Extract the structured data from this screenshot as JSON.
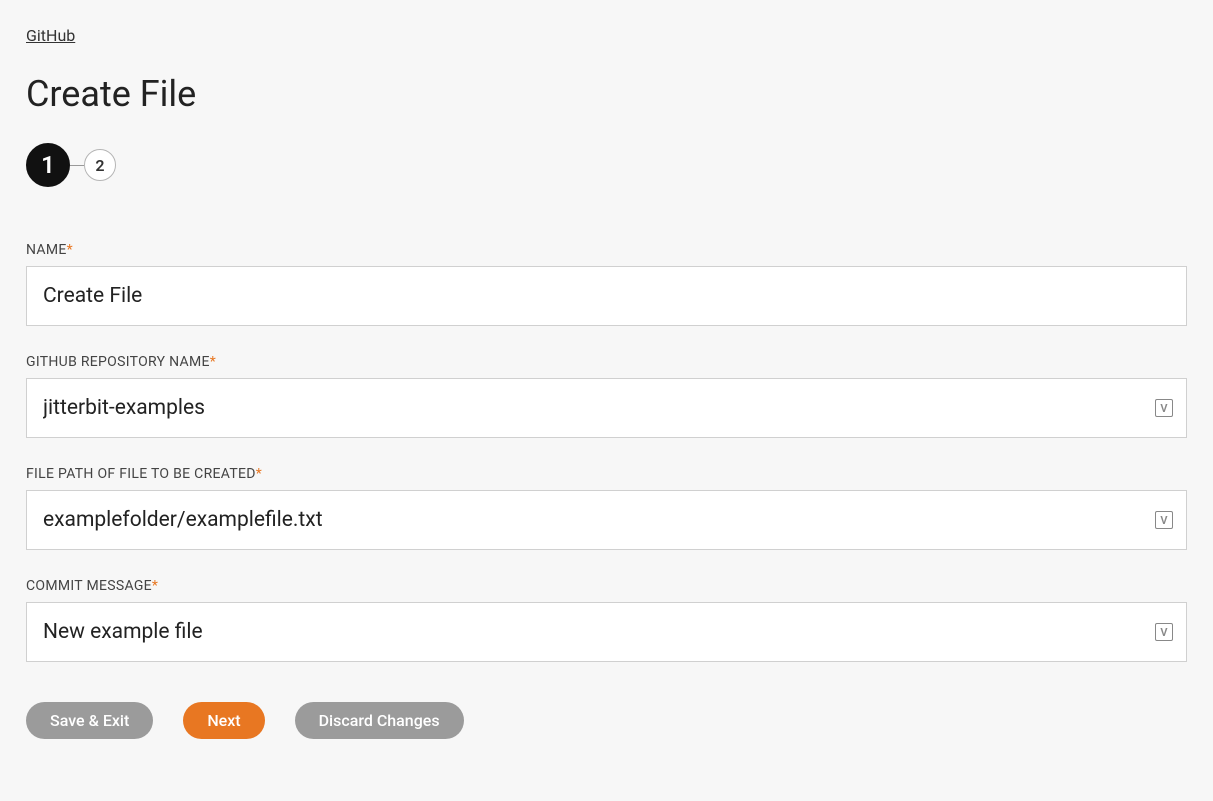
{
  "breadcrumb": {
    "label": "GitHub"
  },
  "page": {
    "title": "Create File"
  },
  "stepper": {
    "step1": "1",
    "step2": "2"
  },
  "fields": {
    "name": {
      "label": "NAME",
      "value": "Create File"
    },
    "repo": {
      "label": "GITHUB REPOSITORY NAME",
      "value": "jitterbit-examples"
    },
    "filepath": {
      "label": "FILE PATH OF FILE TO BE CREATED",
      "value": "examplefolder/examplefile.txt"
    },
    "commit": {
      "label": "COMMIT MESSAGE",
      "value": "New example file"
    }
  },
  "buttons": {
    "saveExit": "Save & Exit",
    "next": "Next",
    "discard": "Discard Changes"
  },
  "varIconLabel": "V"
}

_ _ _ _

Written request – Without the pictures, return the entries exactly as they appear.

The response –
Extract the structured data from this screenshot as JSON.
{
  "breadcrumb": {
    "label": "GitHub"
  },
  "page": {
    "title": "Create File"
  },
  "stepper": {
    "step1": "1",
    "step2": "2"
  },
  "fields": {
    "name": {
      "label": "NAME",
      "value": "Create File"
    },
    "repo": {
      "label": "GITHUB REPOSITORY NAME",
      "value": "jitterbit-examples"
    },
    "filepath": {
      "label": "FILE PATH OF FILE TO BE CREATED",
      "value": "examplefolder/examplefile.txt"
    },
    "commit": {
      "label": "COMMIT MESSAGE",
      "value": "New example file"
    }
  },
  "buttons": {
    "saveExit": "Save & Exit",
    "next": "Next",
    "discard": "Discard Changes"
  },
  "varIconLabel": "V"
}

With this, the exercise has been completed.